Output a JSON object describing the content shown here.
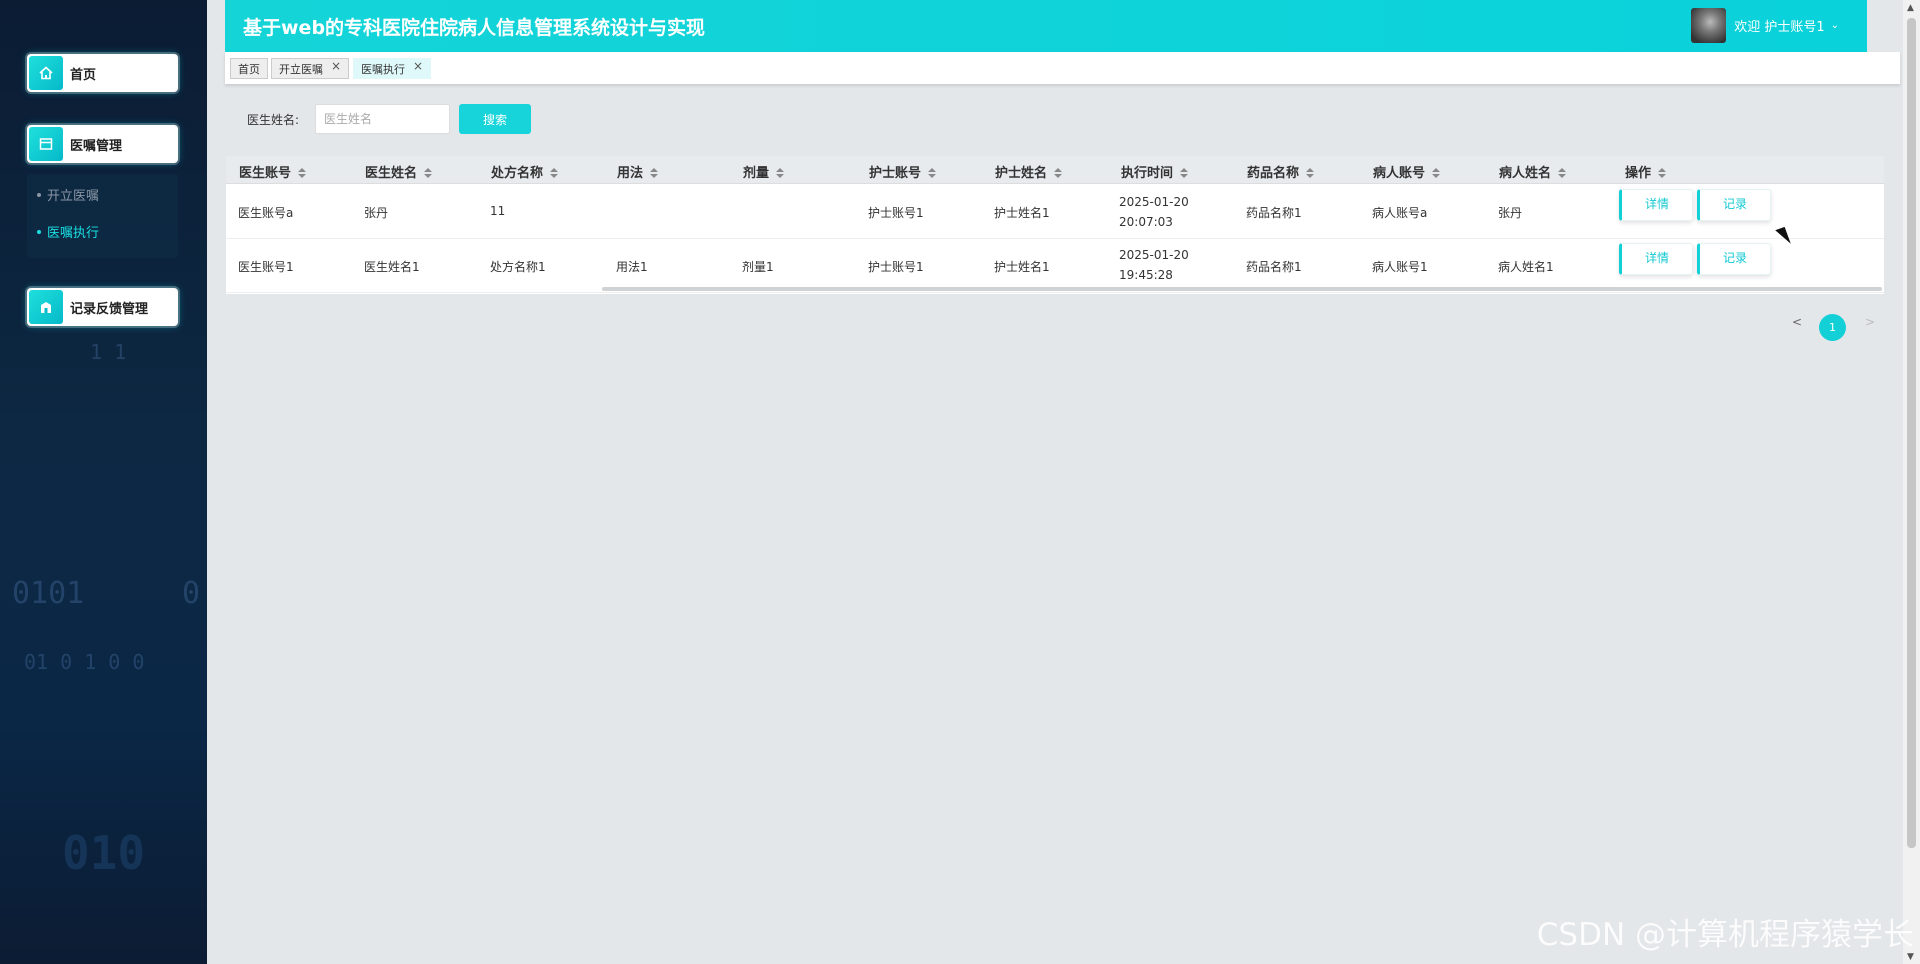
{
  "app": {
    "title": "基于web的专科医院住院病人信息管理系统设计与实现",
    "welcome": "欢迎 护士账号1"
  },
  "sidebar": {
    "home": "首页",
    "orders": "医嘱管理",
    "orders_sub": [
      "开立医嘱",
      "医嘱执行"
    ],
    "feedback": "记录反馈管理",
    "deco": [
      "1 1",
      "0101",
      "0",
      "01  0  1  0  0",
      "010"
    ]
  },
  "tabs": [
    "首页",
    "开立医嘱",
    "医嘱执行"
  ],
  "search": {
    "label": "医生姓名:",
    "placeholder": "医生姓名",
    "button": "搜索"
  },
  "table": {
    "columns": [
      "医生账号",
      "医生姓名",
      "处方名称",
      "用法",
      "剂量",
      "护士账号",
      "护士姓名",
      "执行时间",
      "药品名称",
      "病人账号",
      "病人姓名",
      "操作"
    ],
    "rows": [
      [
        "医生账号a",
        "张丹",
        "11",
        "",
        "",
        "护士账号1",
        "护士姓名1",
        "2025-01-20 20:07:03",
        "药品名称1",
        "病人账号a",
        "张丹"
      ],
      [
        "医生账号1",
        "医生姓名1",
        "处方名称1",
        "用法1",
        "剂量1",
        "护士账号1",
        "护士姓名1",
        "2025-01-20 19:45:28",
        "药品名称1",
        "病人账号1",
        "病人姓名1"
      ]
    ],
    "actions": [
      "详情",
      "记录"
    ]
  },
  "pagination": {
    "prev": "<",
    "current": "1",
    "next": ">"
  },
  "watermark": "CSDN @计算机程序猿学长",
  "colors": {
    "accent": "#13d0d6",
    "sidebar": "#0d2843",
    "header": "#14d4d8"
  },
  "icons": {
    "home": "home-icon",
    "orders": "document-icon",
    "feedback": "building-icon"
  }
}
§
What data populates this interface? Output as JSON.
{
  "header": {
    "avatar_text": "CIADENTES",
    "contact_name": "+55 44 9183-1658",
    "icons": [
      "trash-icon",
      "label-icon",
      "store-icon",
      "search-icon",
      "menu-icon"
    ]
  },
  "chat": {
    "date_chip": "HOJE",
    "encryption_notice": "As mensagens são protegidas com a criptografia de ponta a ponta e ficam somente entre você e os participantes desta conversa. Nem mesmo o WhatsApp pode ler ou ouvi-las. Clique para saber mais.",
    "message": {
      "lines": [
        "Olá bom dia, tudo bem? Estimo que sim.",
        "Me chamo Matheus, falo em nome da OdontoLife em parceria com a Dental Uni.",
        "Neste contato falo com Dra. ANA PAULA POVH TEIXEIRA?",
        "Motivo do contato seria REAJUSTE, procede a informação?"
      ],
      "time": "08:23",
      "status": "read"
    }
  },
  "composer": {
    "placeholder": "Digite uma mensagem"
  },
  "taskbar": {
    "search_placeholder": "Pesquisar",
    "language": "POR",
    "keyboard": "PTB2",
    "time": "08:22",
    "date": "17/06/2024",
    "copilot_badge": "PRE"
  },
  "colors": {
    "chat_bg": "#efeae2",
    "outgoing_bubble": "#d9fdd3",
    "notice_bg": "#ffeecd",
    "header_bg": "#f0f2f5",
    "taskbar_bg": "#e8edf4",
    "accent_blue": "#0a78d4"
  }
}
§
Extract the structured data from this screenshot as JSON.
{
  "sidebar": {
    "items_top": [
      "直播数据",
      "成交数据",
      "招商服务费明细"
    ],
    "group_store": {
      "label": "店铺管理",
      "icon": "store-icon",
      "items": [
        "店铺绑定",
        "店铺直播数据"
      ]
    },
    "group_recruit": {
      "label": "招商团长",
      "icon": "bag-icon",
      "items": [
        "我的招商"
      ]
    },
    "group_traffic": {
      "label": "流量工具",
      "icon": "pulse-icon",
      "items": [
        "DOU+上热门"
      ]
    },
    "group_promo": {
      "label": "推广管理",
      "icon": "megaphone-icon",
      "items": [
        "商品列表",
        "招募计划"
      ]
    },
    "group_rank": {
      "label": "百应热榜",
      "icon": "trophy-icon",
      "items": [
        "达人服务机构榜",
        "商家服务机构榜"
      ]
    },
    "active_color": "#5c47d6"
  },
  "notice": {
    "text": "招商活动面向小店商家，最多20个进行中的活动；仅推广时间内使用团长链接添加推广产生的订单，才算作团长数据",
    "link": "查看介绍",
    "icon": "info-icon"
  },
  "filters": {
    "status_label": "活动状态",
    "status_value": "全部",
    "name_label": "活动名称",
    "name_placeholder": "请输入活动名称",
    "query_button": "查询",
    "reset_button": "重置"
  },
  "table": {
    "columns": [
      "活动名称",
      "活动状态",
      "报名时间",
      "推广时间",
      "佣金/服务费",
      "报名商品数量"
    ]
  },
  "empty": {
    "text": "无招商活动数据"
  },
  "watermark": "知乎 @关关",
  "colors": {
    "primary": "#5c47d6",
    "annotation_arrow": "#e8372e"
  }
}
§
Work to complete.
In the entries above, find every line holding the word "data" and copy it out.

Result for this task.
What data populates this interface? Output as JSON.
Extract the structured data from this screenshot as JSON.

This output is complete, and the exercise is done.